Goal of the exercise = Search the material below for the word "Siegerehrung" and copy every line in which it occurs.

--- START ---

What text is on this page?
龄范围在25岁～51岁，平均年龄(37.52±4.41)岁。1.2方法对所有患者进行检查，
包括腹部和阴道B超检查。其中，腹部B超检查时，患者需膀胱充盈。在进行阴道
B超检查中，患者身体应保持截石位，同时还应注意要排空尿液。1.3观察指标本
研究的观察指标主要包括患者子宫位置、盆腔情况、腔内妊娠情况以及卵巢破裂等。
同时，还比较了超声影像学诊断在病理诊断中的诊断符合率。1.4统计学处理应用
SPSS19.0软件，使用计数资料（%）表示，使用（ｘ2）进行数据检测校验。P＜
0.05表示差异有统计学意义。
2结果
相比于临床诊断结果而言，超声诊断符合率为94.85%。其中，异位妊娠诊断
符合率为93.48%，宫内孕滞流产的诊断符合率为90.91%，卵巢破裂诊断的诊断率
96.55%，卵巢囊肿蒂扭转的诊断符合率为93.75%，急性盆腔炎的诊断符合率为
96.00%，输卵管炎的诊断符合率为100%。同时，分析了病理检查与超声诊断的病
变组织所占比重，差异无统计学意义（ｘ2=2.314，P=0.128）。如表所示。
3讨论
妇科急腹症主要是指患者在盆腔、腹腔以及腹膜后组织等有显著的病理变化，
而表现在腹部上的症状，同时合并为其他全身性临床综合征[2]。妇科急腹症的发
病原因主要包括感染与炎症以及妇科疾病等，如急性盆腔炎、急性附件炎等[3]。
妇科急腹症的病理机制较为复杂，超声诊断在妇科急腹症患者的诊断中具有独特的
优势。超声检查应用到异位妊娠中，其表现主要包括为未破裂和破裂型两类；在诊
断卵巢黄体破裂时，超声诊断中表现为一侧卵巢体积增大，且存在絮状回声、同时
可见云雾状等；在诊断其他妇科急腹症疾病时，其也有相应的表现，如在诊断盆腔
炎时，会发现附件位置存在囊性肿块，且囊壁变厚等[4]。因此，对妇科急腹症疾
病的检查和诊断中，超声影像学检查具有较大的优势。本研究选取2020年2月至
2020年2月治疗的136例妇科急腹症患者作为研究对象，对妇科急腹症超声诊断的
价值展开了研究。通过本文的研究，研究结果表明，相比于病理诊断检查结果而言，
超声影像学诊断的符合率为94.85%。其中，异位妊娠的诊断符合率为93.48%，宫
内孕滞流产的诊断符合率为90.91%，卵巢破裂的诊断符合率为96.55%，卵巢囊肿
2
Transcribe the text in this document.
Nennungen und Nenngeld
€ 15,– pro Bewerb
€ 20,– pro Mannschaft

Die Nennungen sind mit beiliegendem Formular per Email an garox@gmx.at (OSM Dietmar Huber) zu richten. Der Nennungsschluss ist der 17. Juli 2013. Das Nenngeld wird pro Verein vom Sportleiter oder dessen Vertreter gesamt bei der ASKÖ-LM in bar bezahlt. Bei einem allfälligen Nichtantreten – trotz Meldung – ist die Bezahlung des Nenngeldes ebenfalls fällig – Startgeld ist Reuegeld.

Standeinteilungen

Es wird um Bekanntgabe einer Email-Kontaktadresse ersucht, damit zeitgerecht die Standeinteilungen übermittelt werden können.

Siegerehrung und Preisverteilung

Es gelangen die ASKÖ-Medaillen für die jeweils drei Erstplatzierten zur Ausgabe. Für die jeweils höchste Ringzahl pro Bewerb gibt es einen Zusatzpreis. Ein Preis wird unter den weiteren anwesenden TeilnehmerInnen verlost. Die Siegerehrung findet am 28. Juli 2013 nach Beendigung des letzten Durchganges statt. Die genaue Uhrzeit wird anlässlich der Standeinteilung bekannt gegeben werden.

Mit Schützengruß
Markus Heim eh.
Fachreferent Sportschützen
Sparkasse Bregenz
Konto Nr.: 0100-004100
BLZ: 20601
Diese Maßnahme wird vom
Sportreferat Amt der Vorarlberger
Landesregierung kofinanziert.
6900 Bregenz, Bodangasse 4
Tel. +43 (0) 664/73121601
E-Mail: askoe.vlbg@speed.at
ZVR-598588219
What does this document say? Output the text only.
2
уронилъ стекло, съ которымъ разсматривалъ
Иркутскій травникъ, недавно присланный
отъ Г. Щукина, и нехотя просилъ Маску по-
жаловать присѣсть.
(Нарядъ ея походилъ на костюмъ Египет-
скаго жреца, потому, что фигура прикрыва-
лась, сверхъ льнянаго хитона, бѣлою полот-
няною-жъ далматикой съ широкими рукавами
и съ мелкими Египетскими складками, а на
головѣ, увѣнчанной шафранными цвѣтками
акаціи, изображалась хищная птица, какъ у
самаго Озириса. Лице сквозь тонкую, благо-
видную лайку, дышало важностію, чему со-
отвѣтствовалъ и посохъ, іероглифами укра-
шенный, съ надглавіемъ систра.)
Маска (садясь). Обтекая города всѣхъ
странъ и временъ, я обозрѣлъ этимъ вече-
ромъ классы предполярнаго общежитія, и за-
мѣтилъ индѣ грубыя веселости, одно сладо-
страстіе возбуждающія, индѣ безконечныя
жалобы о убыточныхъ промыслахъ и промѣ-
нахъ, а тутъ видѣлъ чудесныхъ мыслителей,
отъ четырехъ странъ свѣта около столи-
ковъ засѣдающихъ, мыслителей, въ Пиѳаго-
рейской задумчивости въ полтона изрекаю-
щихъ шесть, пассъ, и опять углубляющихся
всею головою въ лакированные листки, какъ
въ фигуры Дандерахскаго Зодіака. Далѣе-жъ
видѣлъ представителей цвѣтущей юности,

--- END ---

Output for this exercise =
Siegerehrung und Preisverteilung
Es gelangen die ASKÖ-Medaillen für die jeweils drei Erstplatzierten zur Ausgabe. Für die jeweils höchste Ringzahl pro Bewerb gibt es einen Zusatzpreis. Ein Preis wird unter den weiteren anwesenden TeilnehmerInnen verlost. Die Siegerehrung findet am 28. Juli 2013 nach Beendigung des letzten Durchganges statt. Die genaue Uhrzeit wird anlässlich der Standeinteilung bekannt gegeben werden.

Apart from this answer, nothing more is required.